**Set task**
Make an exact copy of the entries below with the pictures removed.
------ Material to process ------
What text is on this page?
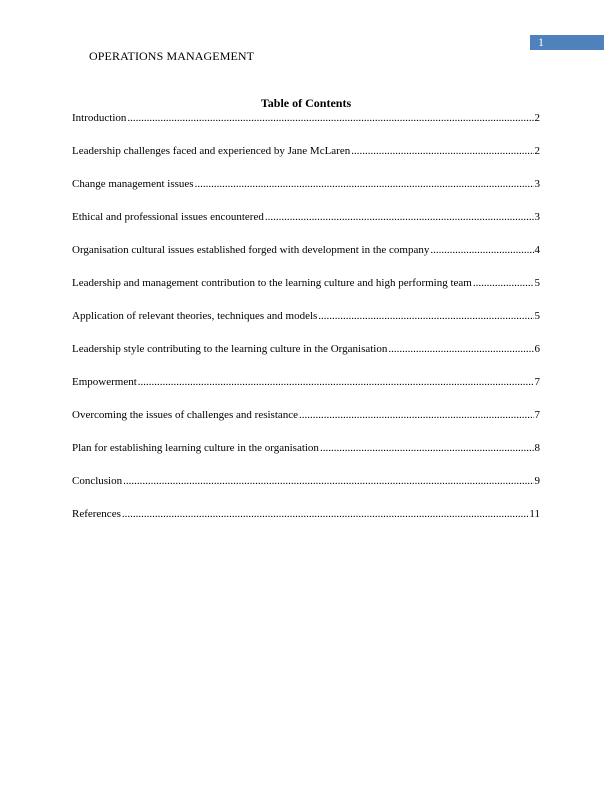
1
OPERATIONS MANAGEMENT
Table of Contents
Introduction .....	2
Leadership challenges faced and experienced by Jane McLaren .....	2
Change management issues .....	3
Ethical and professional issues encountered .....	3
Organisation cultural issues established forged with development in the company .....	4
Leadership and management contribution to the learning culture and high performing team .....	5
Application of relevant theories, techniques and models .....	5
Leadership style contributing to the learning culture in the Organisation .....	6
Empowerment .....	7
Overcoming the issues of challenges and resistance .....	7
Plan for establishing learning culture in the organisation .....	8
Conclusion .....	9
References .....	11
------
**Exercise output**
What text is on this page?
1
OPERATIONS MANAGEMENT
Table of Contents
Introduction .....	2
Leadership challenges faced and experienced by Jane McLaren .....	2
Change management issues .....	3
Ethical and professional issues encountered .....	3
Organisation cultural issues established forged with development in the company .....	4
Leadership and management contribution to the learning culture and high performing team .....	5
Application of relevant theories, techniques and models .....	5
Leadership style contributing to the learning culture in the Organisation .....	6
Empowerment .....	7
Overcoming the issues of challenges and resistance .....	7
Plan for establishing learning culture in the organisation .....	8
Conclusion .....	9
References .....	11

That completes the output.